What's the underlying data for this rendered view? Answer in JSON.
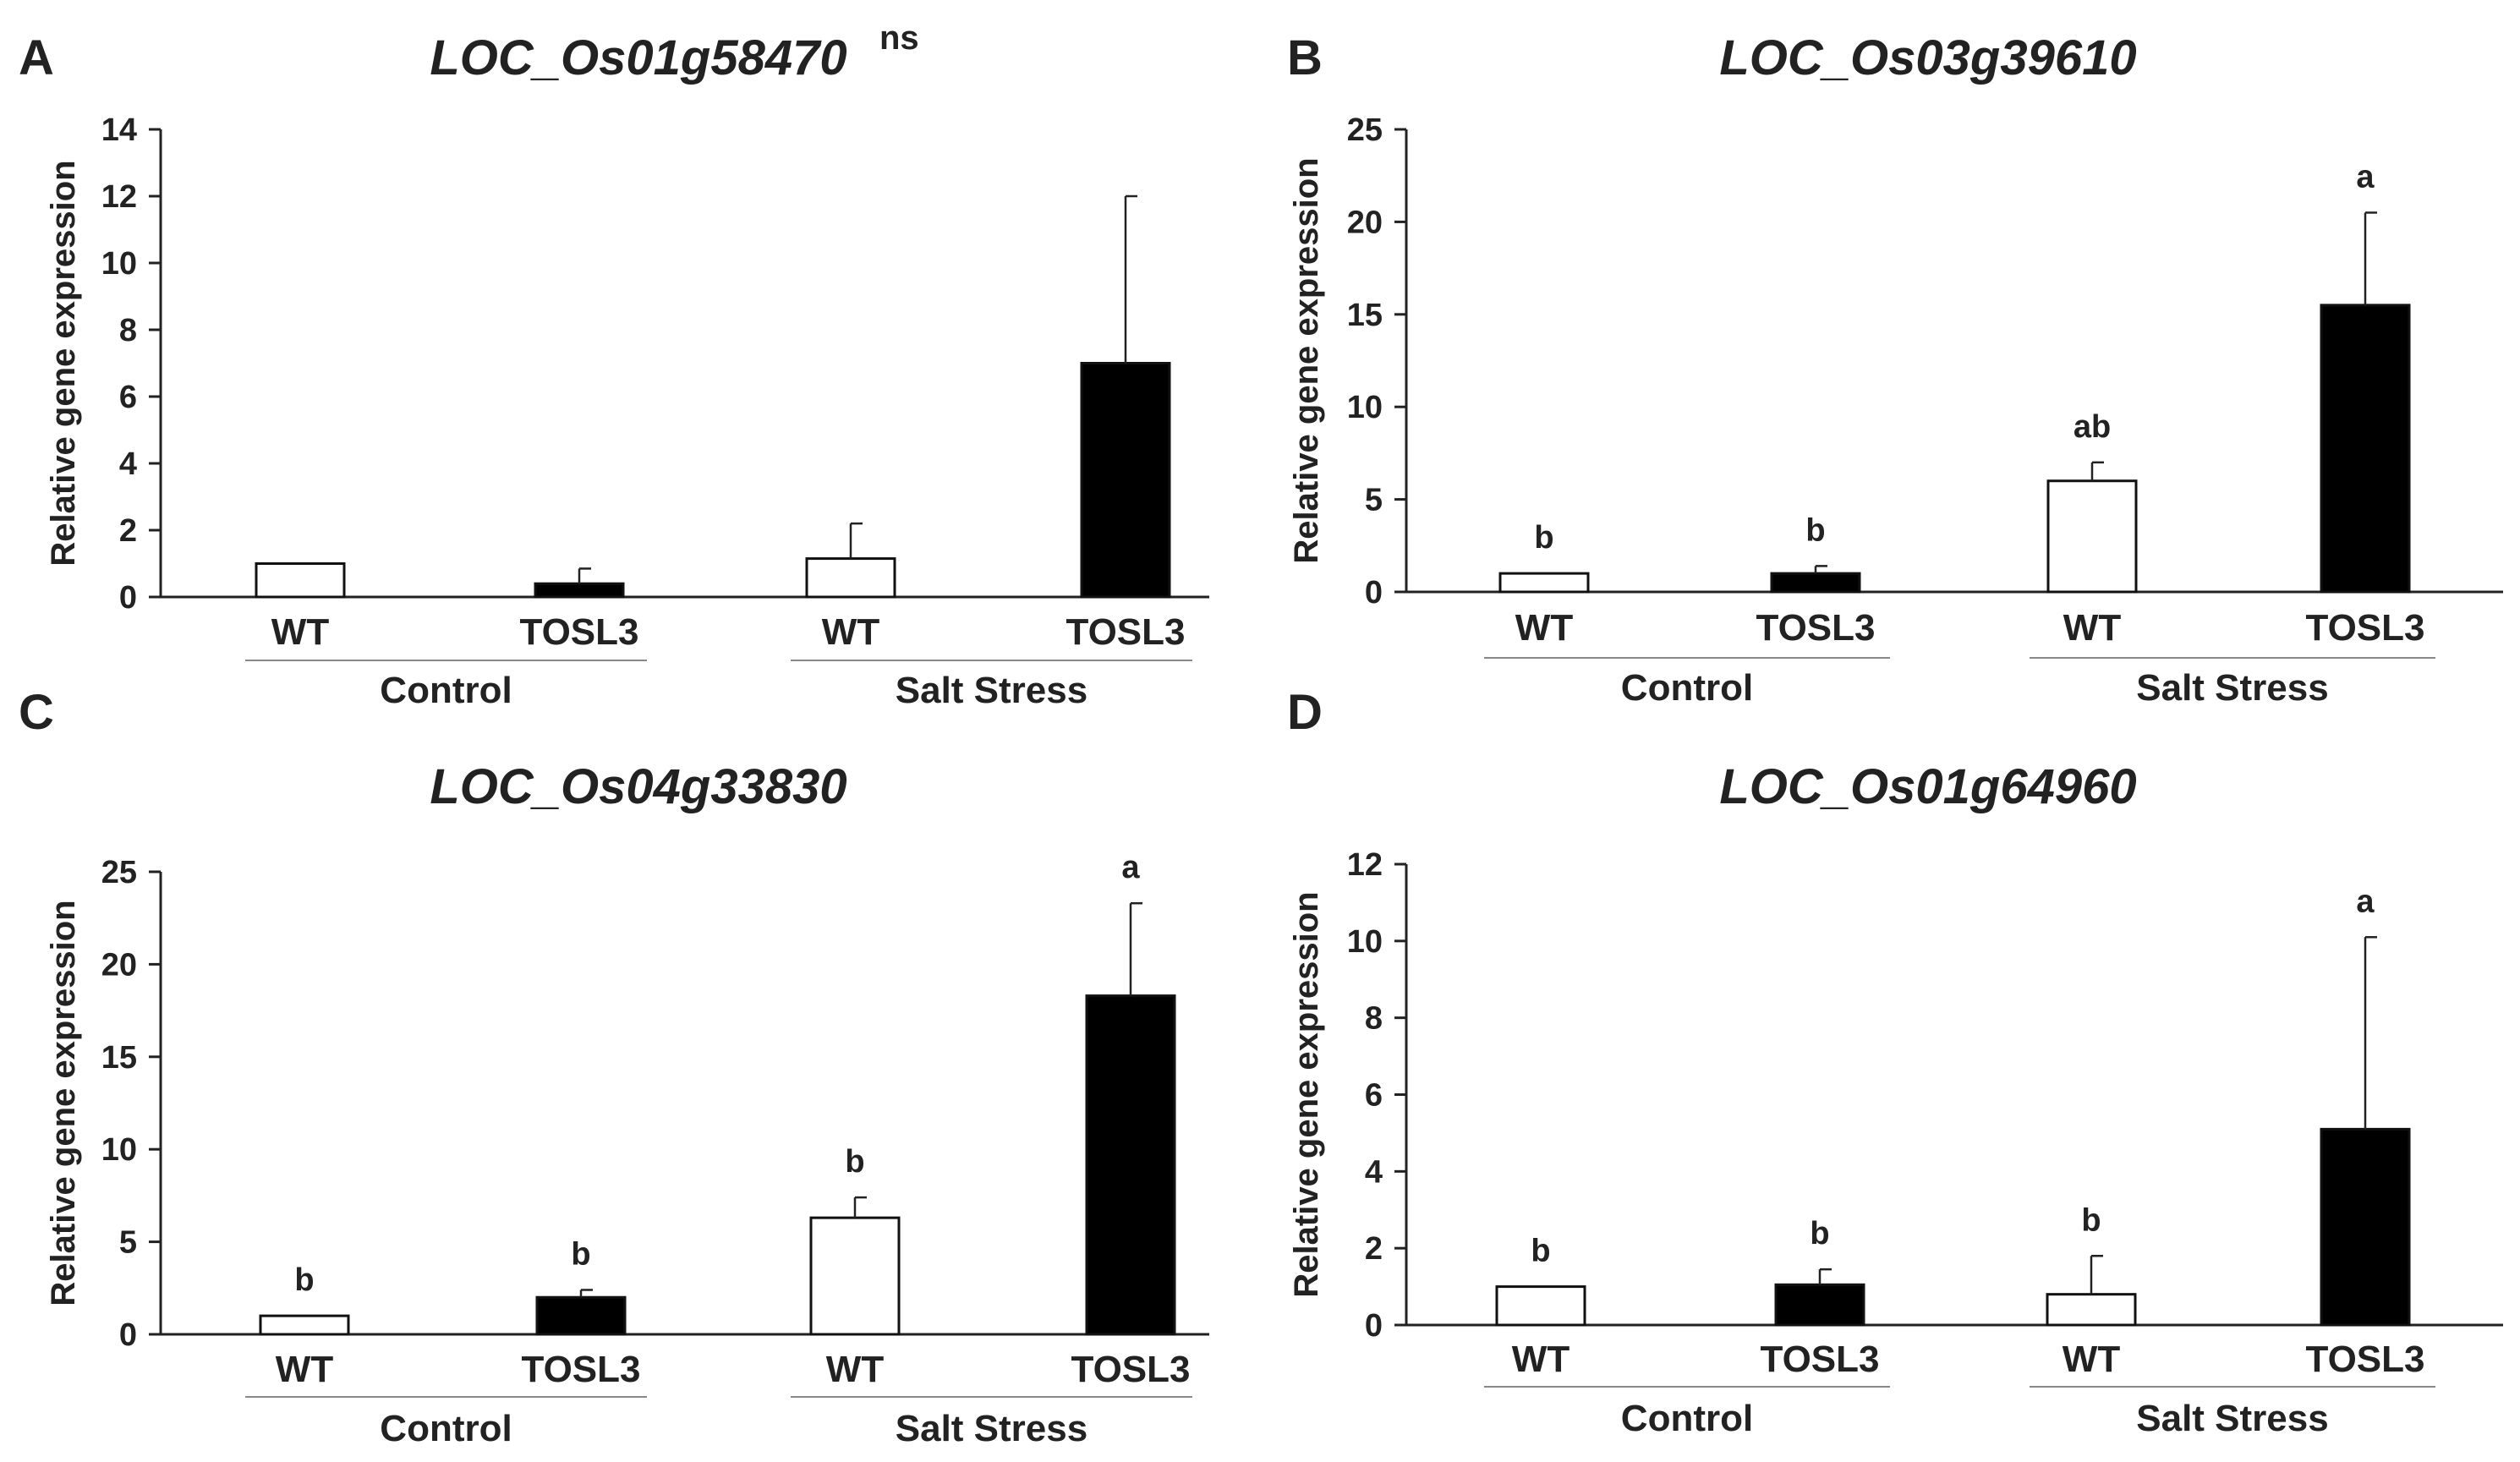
{
  "chart_data": [
    {
      "type": "bar",
      "panel": "A",
      "title": "LOC_Os01g58470",
      "title_superscript": "ns",
      "ylabel": "Relative gene expression",
      "ylim": [
        0,
        14
      ],
      "yticks": [
        0,
        2,
        4,
        6,
        8,
        10,
        12,
        14
      ],
      "categories": [
        "WT",
        "TOSL3",
        "WT",
        "TOSL3"
      ],
      "groups": [
        {
          "name": "Control"
        },
        {
          "name": "Salt Stress"
        }
      ],
      "values": [
        1.0,
        0.4,
        1.15,
        7.0
      ],
      "errors": [
        0.0,
        0.45,
        1.05,
        5.0
      ],
      "fills": [
        "#ffffff",
        "#000000",
        "#ffffff",
        "#000000"
      ],
      "significance": [
        "",
        "",
        "",
        ""
      ]
    },
    {
      "type": "bar",
      "panel": "B",
      "title": "LOC_Os03g39610",
      "title_superscript": "",
      "ylabel": "Relative gene expression",
      "ylim": [
        0,
        25
      ],
      "yticks": [
        0,
        5,
        10,
        15,
        20,
        25
      ],
      "categories": [
        "WT",
        "TOSL3",
        "WT",
        "TOSL3"
      ],
      "groups": [
        {
          "name": "Control"
        },
        {
          "name": "Salt Stress"
        }
      ],
      "values": [
        1.0,
        1.0,
        6.0,
        15.5
      ],
      "errors": [
        0.0,
        0.4,
        1.0,
        5.0
      ],
      "fills": [
        "#ffffff",
        "#000000",
        "#ffffff",
        "#000000"
      ],
      "significance": [
        "b",
        "b",
        "ab",
        "a"
      ]
    },
    {
      "type": "bar",
      "panel": "C",
      "title": "LOC_Os04g33830",
      "title_superscript": "",
      "ylabel": "Relative gene expression",
      "ylim": [
        0,
        25
      ],
      "yticks": [
        0,
        5,
        10,
        15,
        20,
        25
      ],
      "categories": [
        "WT",
        "TOSL3",
        "WT",
        "TOSL3"
      ],
      "groups": [
        {
          "name": "Control"
        },
        {
          "name": "Salt Stress"
        }
      ],
      "values": [
        1.0,
        2.0,
        6.3,
        18.3
      ],
      "errors": [
        0.0,
        0.4,
        1.1,
        5.0
      ],
      "fills": [
        "#ffffff",
        "#000000",
        "#ffffff",
        "#000000"
      ],
      "significance": [
        "b",
        "b",
        "b",
        "a"
      ]
    },
    {
      "type": "bar",
      "panel": "D",
      "title": "LOC_Os01g64960",
      "title_superscript": "",
      "ylabel": "Relative gene expression",
      "ylim": [
        0,
        12
      ],
      "yticks": [
        0,
        2,
        4,
        6,
        8,
        10,
        12
      ],
      "categories": [
        "WT",
        "TOSL3",
        "WT",
        "TOSL3"
      ],
      "groups": [
        {
          "name": "Control"
        },
        {
          "name": "Salt Stress"
        }
      ],
      "values": [
        1.0,
        1.05,
        0.8,
        5.1
      ],
      "errors": [
        0.0,
        0.4,
        1.0,
        5.0
      ],
      "fills": [
        "#ffffff",
        "#000000",
        "#ffffff",
        "#000000"
      ],
      "significance": [
        "b",
        "b",
        "b",
        "a"
      ]
    }
  ]
}
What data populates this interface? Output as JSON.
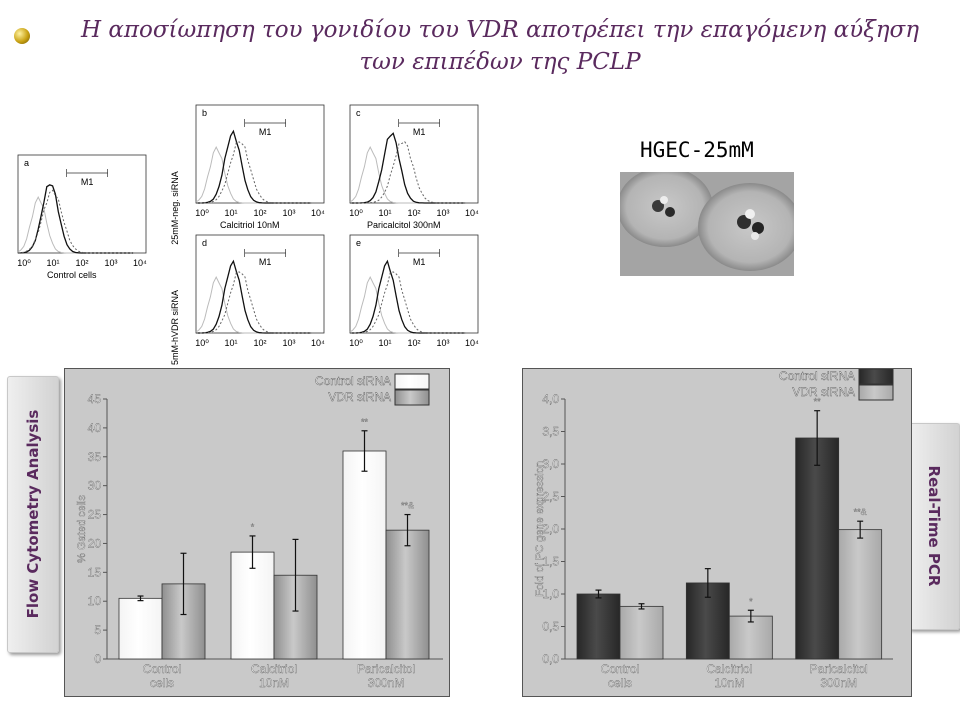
{
  "slide": {
    "title_line1": "Η αποσίωπηση του γονιδίου του VDR αποτρέπει την επαγόμενη αύξηση",
    "title_line2": "των επιπέδων της PCLP",
    "hgec_label": "HGEC-25mM",
    "left_tab": "Flow Cytometry Analysis",
    "right_tab": "Real-Time PCR"
  },
  "histograms": {
    "row_label_top": "25mM-neg. siRNA",
    "row_label_bottom": "25mM-hVDR siRNA",
    "gate_label": "M1",
    "panels": [
      {
        "letter": "a",
        "caption": "Control cells"
      },
      {
        "letter": "b",
        "caption": "Calcitriol 10nM"
      },
      {
        "letter": "c",
        "caption": "Paricalcitol 300nM"
      },
      {
        "letter": "d",
        "caption": ""
      },
      {
        "letter": "e",
        "caption": ""
      }
    ],
    "x_ticks": [
      "10⁰",
      "10¹",
      "10²",
      "10³",
      "10⁴"
    ]
  },
  "chart_data": [
    {
      "type": "bar",
      "title": "",
      "xlabel": "",
      "ylabel": "% Gated cells",
      "ylim": [
        0,
        45
      ],
      "yticks": [
        0,
        5,
        10,
        15,
        20,
        25,
        30,
        35,
        40,
        45
      ],
      "categories": [
        [
          "Control",
          "cells"
        ],
        [
          "Calcitriol",
          "10nM"
        ],
        [
          "Paricalcitol",
          "300nM"
        ]
      ],
      "series": [
        {
          "name": "Control siRNA",
          "color": "#f4f4f4",
          "values": [
            10.5,
            18.5,
            36
          ],
          "err": [
            0.4,
            2.8,
            3.5
          ],
          "marks": [
            "",
            "*",
            "**"
          ]
        },
        {
          "name": "VDR siRNA",
          "color": "#8f8f8f",
          "values": [
            13,
            14.5,
            22.3
          ],
          "err": [
            5.3,
            6.2,
            2.7
          ],
          "marks": [
            "",
            "",
            "**&"
          ]
        }
      ],
      "legend": "top-right"
    },
    {
      "type": "bar",
      "title": "",
      "xlabel": "",
      "ylabel": "Fold of PC gene expression",
      "ylim": [
        0,
        4
      ],
      "yticks": [
        "0,0",
        "0,5",
        "1,0",
        "1,5",
        "2,0",
        "2,5",
        "3,0",
        "3,5",
        "4,0"
      ],
      "categories": [
        [
          "Control",
          "cells"
        ],
        [
          "Calcitriol",
          "10nM"
        ],
        [
          "Paricalcitol",
          "300nM"
        ]
      ],
      "series": [
        {
          "name": "Control siRNA",
          "color": "#272727",
          "values": [
            1.0,
            1.17,
            3.4
          ],
          "err": [
            0.06,
            0.22,
            0.42
          ],
          "marks": [
            "",
            "",
            "**"
          ]
        },
        {
          "name": "VDR siRNA",
          "color": "#a9a9a9",
          "values": [
            0.81,
            0.66,
            1.99
          ],
          "err": [
            0.04,
            0.09,
            0.13
          ],
          "marks": [
            "",
            "*",
            "**&"
          ]
        }
      ],
      "legend": "top-right"
    }
  ]
}
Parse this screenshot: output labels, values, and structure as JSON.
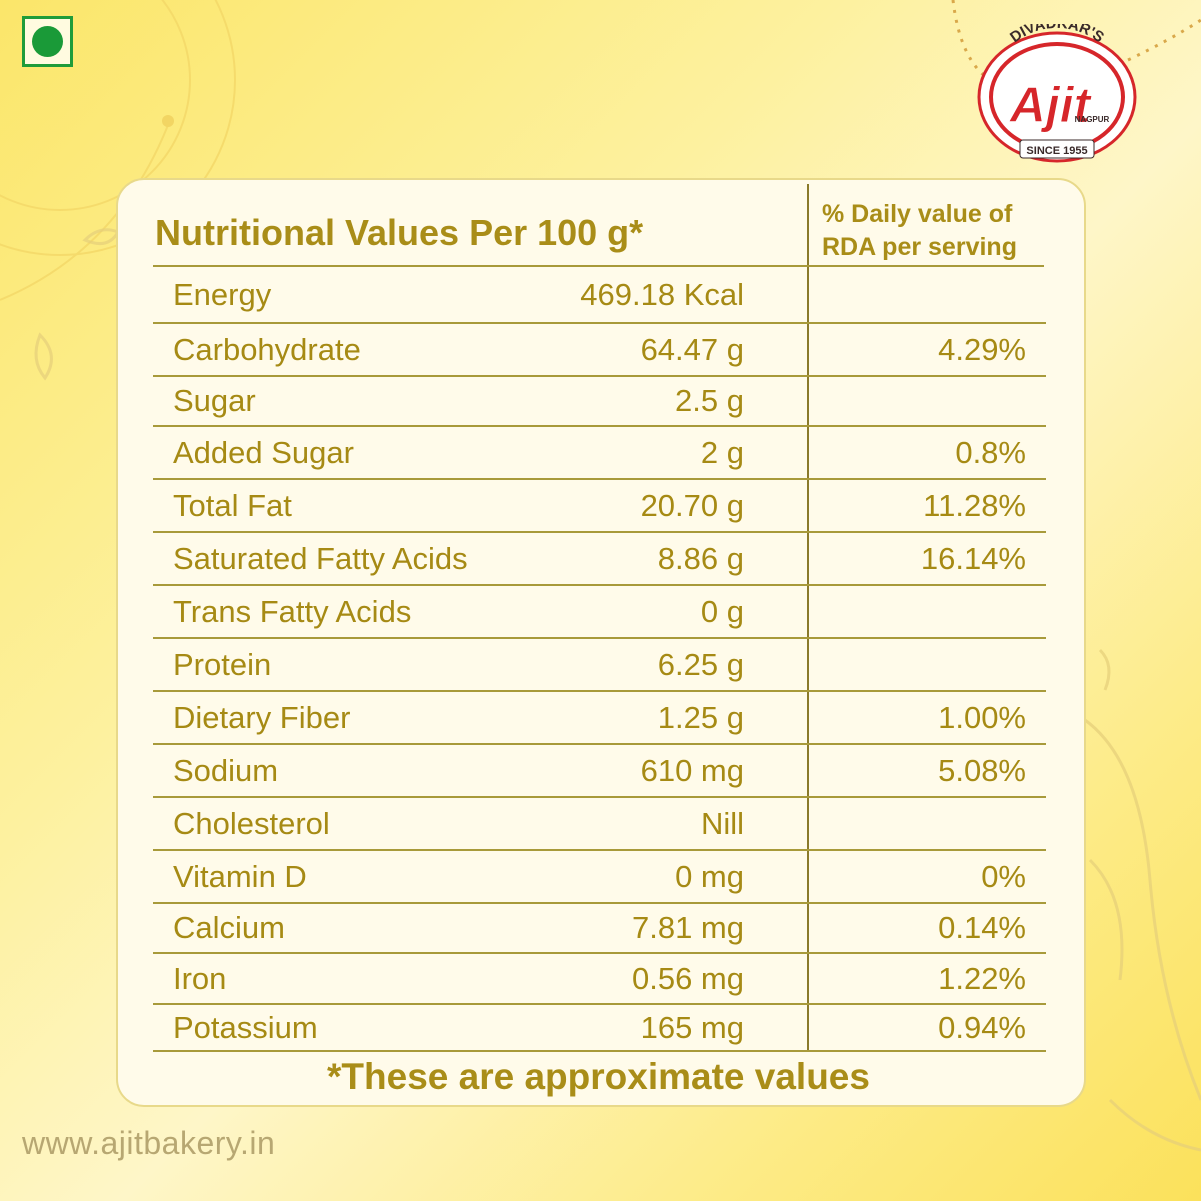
{
  "colors": {
    "gold_text": "#a98d18",
    "veg_green": "#1a9a38",
    "logo_red": "#d6262a",
    "background": "#fdf19f"
  },
  "veg_mark": {
    "icon": "veg-symbol-icon"
  },
  "logo": {
    "top_text": "DIVADKAR'S",
    "brand": "Ajit",
    "city": "NAGPUR",
    "since": "SINCE 1955"
  },
  "table": {
    "heading": "Nutritional Values Per 100 g*",
    "rda_heading": "% Daily value of RDA per serving",
    "rows": [
      {
        "label": "Energy",
        "value": "469.18 Kcal",
        "rda": ""
      },
      {
        "label": "Carbohydrate",
        "value": "64.47 g",
        "rda": "4.29%"
      },
      {
        "label": "Sugar",
        "value": "2.5 g",
        "rda": ""
      },
      {
        "label": "Added Sugar",
        "value": "2 g",
        "rda": "0.8%"
      },
      {
        "label": "Total Fat",
        "value": "20.70 g",
        "rda": "11.28%"
      },
      {
        "label": "Saturated Fatty Acids",
        "value": "8.86 g",
        "rda": "16.14%"
      },
      {
        "label": "Trans Fatty Acids",
        "value": "0 g",
        "rda": ""
      },
      {
        "label": "Protein",
        "value": "6.25 g",
        "rda": ""
      },
      {
        "label": "Dietary Fiber",
        "value": "1.25 g",
        "rda": "1.00%"
      },
      {
        "label": "Sodium",
        "value": "610 mg",
        "rda": "5.08%"
      },
      {
        "label": "Cholesterol",
        "value": "Nill",
        "rda": ""
      },
      {
        "label": "Vitamin D",
        "value": "0 mg",
        "rda": "0%"
      },
      {
        "label": "Calcium",
        "value": "7.81 mg",
        "rda": "0.14%"
      },
      {
        "label": "Iron",
        "value": "0.56 mg",
        "rda": "1.22%"
      },
      {
        "label": "Potassium",
        "value": "165 mg",
        "rda": "0.94%"
      }
    ],
    "footnote": "*These are approximate values"
  },
  "website": "www.ajitbakery.in"
}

---

What you are asked to do: Check each line above for "letter" and give the number of lines that match, nothing more.

Output for this exercise: 5